Exercise details: Write out each line from the data below that includes the word "name".

• • • • •

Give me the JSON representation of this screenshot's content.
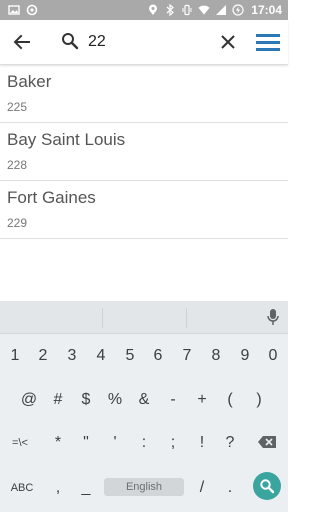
{
  "status_bar": {
    "time": "17:04",
    "icons": [
      "image-icon",
      "sync-icon",
      "location-icon",
      "bluetooth-icon",
      "vibrate-icon",
      "wifi-icon",
      "signal-icon",
      "battery-icon"
    ]
  },
  "app_bar": {
    "back_icon": "arrow-left-icon",
    "search_icon": "search-icon",
    "search_value": "22",
    "clear_icon": "close-icon",
    "menu_icon": "hamburger-menu-icon",
    "accent": "#2a78b5"
  },
  "results": [
    {
      "name": "Baker",
      "code": "225"
    },
    {
      "name": "Bay Saint Louis",
      "code": "228"
    },
    {
      "name": "Fort Gaines",
      "code": "229"
    }
  ],
  "keyboard": {
    "row1": [
      "1",
      "2",
      "3",
      "4",
      "5",
      "6",
      "7",
      "8",
      "9",
      "0"
    ],
    "row2": [
      "@",
      "#",
      "$",
      "%",
      "&",
      "-",
      "+",
      "(",
      ")"
    ],
    "row3": [
      "=\\<",
      "*",
      "\"",
      "'",
      ":",
      ";",
      "!",
      "?"
    ],
    "row4": {
      "abc": "ABC",
      "comma": ",",
      "underscore": "_",
      "space": "English",
      "slash": "/",
      "period": "."
    },
    "action_color": "#3aa59f"
  }
}
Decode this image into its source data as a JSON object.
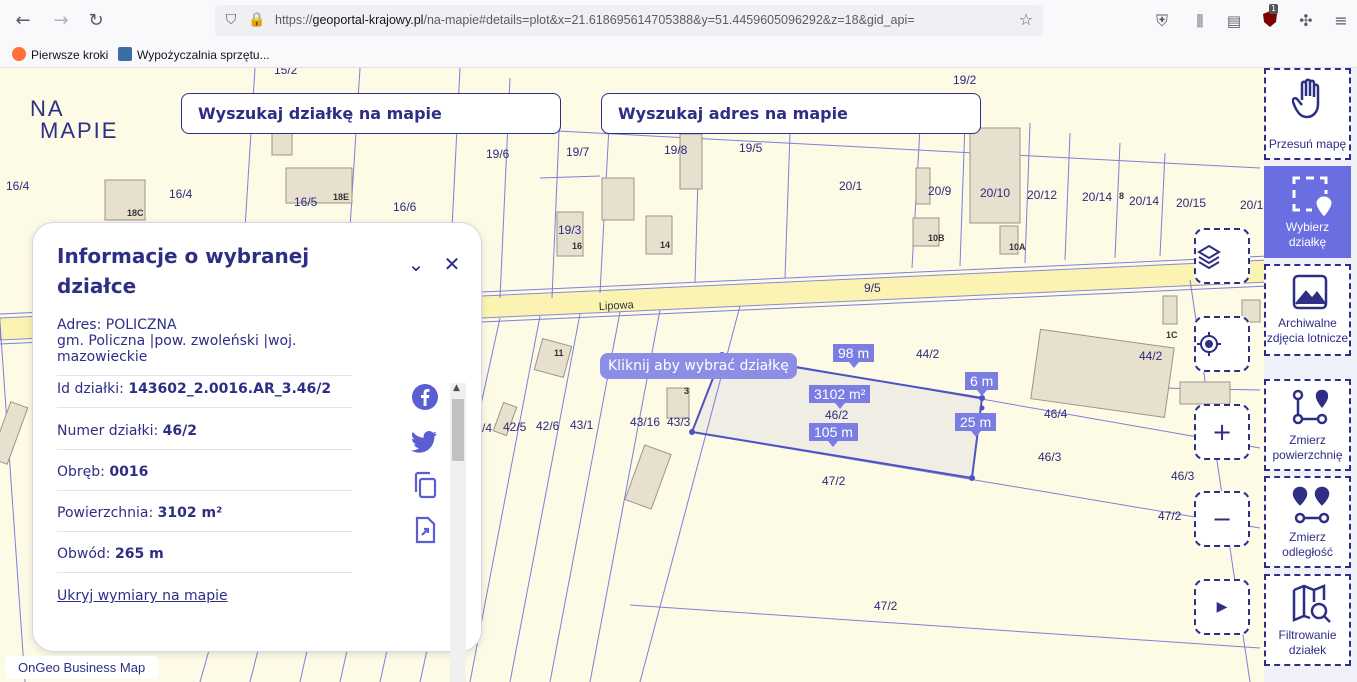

• • • • •

Answer to this task:
      "name": "Baker",
      "name": "Bay Saint Louis",
      "name": "Fort Gaines",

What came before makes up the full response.